Filter the listing below, copying every line in which the word "open" appears.

(Data items)
** Start **
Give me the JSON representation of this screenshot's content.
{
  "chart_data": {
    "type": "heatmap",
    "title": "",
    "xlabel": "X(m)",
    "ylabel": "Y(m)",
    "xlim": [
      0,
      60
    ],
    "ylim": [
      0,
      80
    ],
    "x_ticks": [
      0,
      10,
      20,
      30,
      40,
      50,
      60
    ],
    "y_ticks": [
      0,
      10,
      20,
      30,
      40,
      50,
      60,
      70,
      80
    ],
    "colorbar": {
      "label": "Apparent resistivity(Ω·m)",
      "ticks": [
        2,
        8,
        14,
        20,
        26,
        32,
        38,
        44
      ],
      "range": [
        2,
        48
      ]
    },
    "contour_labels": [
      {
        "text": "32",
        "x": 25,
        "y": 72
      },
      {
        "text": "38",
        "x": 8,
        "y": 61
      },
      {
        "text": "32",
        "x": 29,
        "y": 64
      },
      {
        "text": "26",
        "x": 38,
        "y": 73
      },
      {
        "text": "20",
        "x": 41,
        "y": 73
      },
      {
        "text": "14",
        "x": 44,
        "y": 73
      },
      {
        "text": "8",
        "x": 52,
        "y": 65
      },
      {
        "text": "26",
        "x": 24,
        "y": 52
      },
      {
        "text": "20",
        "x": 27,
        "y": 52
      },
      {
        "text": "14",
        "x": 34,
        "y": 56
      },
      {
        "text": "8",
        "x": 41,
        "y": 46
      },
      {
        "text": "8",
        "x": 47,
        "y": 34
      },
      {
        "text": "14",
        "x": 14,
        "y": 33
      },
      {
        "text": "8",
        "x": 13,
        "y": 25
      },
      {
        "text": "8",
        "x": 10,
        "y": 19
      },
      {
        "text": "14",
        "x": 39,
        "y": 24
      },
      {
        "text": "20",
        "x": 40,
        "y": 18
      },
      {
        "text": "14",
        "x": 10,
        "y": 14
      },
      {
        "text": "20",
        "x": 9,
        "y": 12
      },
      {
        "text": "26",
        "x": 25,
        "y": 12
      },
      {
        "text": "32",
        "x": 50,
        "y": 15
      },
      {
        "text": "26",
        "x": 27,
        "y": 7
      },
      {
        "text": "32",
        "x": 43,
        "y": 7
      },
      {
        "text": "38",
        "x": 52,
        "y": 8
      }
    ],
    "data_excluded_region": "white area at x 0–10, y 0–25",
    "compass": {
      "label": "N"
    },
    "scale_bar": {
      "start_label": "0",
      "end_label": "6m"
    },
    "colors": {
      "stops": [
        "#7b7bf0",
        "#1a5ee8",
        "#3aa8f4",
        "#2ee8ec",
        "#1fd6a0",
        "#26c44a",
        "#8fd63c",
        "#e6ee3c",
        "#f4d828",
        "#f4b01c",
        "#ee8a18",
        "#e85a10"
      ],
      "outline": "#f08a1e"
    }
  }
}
** End **
** Start **
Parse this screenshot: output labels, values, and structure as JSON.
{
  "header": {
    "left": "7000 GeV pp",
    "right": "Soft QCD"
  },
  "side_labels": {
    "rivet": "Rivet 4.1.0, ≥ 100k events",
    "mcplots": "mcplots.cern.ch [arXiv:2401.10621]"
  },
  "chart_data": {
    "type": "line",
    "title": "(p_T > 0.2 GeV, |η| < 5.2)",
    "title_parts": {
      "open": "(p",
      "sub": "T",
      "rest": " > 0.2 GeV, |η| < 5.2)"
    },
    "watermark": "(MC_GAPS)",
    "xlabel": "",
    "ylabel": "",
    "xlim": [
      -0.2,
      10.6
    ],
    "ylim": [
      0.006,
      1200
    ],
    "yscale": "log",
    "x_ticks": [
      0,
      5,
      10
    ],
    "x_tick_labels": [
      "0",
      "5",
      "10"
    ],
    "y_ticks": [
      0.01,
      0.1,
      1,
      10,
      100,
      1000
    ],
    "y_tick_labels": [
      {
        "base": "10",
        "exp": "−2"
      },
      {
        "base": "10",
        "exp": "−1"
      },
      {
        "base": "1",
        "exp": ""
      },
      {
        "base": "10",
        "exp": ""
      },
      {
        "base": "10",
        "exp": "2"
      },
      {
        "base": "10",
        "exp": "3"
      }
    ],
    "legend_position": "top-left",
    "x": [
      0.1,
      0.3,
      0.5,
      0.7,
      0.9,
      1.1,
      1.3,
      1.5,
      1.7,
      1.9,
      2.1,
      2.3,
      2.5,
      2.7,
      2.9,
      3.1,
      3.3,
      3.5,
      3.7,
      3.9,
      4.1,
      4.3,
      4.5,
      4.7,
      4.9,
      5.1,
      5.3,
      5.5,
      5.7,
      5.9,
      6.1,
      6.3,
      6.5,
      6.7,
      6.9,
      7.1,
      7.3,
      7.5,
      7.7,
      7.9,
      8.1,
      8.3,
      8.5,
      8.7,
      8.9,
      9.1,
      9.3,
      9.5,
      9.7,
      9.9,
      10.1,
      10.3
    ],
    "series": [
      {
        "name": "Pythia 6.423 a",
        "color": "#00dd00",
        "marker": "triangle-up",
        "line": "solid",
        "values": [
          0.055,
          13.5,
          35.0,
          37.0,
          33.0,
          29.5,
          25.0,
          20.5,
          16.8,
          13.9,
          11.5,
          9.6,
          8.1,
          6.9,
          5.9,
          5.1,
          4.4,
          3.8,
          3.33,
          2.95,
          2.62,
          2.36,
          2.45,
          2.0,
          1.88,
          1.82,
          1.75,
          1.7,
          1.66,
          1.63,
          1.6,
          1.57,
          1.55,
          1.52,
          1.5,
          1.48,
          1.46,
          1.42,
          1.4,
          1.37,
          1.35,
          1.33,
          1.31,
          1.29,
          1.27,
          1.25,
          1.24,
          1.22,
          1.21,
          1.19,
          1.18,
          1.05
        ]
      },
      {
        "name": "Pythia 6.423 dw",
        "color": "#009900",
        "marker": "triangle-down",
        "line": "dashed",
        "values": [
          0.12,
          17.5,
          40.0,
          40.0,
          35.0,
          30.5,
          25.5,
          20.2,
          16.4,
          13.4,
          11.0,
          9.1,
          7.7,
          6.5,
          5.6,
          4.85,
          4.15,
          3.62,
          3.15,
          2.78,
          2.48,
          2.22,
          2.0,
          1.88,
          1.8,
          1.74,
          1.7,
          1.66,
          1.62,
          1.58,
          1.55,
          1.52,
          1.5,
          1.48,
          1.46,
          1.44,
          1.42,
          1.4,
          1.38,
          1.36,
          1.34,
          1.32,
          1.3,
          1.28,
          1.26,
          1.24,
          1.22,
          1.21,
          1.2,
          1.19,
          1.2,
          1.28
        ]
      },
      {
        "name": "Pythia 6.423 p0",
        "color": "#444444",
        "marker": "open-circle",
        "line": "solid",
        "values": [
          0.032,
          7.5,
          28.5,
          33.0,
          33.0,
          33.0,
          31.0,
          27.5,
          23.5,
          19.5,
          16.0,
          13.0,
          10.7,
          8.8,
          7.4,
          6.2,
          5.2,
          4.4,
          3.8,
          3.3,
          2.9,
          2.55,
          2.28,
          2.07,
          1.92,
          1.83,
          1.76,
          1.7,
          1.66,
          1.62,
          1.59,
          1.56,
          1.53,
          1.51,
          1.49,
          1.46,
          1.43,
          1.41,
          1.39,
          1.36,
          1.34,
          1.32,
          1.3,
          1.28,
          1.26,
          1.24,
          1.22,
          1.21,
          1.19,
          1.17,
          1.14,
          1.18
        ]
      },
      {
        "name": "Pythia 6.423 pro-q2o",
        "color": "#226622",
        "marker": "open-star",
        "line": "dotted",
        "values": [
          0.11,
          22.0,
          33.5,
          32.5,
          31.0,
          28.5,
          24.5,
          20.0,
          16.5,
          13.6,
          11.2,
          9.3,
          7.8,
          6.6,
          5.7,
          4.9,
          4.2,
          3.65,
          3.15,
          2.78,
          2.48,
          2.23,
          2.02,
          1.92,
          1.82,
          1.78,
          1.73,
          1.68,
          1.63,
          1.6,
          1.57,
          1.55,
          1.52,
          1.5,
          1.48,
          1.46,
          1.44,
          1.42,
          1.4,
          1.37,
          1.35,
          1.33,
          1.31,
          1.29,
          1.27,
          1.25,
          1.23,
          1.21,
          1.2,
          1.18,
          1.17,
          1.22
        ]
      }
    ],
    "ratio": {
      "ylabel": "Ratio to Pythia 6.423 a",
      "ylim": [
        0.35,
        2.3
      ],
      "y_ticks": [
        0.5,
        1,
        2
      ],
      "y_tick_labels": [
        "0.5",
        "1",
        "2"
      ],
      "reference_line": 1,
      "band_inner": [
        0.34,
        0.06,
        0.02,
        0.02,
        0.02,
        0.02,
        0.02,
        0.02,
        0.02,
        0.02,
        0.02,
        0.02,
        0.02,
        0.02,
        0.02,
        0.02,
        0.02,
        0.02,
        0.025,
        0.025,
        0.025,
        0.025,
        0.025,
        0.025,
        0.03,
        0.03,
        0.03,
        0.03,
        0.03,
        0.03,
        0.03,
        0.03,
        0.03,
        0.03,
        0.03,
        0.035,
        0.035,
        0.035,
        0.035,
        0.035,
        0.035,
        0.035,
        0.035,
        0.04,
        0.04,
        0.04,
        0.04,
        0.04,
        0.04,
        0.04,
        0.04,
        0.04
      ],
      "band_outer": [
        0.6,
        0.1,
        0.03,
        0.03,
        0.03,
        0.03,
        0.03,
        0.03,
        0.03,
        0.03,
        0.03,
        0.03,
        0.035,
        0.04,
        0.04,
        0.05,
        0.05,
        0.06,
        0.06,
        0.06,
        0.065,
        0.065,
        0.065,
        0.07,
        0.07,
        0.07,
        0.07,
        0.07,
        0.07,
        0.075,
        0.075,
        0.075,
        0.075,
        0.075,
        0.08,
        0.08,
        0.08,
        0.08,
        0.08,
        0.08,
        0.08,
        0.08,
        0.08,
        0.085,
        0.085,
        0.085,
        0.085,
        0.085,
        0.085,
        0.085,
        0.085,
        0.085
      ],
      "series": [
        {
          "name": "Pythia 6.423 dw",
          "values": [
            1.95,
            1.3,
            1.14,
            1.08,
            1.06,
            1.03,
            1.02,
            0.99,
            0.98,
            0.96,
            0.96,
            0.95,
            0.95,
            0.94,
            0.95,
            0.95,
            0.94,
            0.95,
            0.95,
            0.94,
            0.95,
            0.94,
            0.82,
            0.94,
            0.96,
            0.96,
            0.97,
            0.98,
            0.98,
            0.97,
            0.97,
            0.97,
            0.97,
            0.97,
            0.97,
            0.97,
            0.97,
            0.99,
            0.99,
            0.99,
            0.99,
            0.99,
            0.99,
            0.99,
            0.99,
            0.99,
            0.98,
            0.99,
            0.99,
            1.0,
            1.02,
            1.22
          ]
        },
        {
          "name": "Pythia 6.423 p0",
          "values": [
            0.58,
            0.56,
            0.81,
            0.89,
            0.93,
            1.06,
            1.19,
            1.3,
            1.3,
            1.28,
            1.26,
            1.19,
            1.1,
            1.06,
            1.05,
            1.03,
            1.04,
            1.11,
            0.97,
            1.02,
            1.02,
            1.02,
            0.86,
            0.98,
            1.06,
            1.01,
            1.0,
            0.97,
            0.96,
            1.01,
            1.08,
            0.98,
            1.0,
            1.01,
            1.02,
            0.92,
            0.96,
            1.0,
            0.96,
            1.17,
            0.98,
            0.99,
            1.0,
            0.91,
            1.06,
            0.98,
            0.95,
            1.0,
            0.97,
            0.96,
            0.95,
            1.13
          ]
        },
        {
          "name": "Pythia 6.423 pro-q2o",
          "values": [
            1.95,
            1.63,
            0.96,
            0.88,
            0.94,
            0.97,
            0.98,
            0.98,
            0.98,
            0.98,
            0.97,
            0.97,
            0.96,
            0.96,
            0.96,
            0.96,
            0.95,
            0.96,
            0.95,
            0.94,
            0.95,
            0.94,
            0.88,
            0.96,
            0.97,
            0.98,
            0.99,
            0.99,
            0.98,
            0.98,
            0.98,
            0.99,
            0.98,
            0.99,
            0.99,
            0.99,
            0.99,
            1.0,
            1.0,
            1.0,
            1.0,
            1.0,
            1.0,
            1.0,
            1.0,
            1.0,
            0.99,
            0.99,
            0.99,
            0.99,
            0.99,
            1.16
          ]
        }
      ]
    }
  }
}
** End **
** Start **
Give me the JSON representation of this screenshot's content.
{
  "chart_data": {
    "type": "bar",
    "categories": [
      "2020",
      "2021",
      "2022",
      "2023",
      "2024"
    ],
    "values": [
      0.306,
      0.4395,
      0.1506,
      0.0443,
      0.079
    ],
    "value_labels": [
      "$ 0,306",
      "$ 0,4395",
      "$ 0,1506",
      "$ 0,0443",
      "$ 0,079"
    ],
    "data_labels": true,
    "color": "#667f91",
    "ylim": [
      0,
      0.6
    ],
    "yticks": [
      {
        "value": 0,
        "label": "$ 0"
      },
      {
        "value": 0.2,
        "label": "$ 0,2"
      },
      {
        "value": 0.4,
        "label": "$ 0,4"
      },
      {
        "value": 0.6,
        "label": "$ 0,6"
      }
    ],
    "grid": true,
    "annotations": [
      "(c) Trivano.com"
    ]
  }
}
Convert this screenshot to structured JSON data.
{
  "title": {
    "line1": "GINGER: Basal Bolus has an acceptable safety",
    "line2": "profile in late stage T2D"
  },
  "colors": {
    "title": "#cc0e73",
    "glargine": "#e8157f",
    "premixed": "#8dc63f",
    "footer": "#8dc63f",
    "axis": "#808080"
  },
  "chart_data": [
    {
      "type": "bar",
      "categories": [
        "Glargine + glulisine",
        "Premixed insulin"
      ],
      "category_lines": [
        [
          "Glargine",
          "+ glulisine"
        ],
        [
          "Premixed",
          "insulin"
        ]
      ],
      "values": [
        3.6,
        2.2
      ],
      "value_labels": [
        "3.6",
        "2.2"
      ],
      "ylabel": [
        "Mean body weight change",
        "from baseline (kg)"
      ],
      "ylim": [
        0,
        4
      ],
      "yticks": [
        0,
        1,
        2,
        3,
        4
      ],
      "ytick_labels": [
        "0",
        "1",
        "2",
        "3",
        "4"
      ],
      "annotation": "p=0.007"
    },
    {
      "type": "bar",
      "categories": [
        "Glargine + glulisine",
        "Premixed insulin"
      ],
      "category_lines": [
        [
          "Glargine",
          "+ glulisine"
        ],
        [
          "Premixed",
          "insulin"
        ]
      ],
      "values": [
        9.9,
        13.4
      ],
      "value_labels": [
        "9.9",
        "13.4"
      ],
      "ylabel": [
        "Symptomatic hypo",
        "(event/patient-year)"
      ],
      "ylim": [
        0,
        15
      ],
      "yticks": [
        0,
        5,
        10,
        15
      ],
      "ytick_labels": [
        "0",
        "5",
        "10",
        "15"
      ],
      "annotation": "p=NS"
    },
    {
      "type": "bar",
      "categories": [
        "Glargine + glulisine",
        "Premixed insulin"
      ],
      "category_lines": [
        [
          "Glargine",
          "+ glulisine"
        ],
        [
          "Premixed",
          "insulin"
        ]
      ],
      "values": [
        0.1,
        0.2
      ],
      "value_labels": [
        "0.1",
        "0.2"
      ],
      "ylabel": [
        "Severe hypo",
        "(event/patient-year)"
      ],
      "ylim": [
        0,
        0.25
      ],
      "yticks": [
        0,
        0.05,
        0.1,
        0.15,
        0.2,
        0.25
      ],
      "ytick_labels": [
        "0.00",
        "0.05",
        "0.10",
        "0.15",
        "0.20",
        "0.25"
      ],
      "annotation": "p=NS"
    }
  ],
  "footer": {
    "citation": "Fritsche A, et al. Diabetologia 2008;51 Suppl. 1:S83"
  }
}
** End **
- RESULT BELOW
      "open": "(p",
        "marker": "open-circle",
        "marker": "open-star",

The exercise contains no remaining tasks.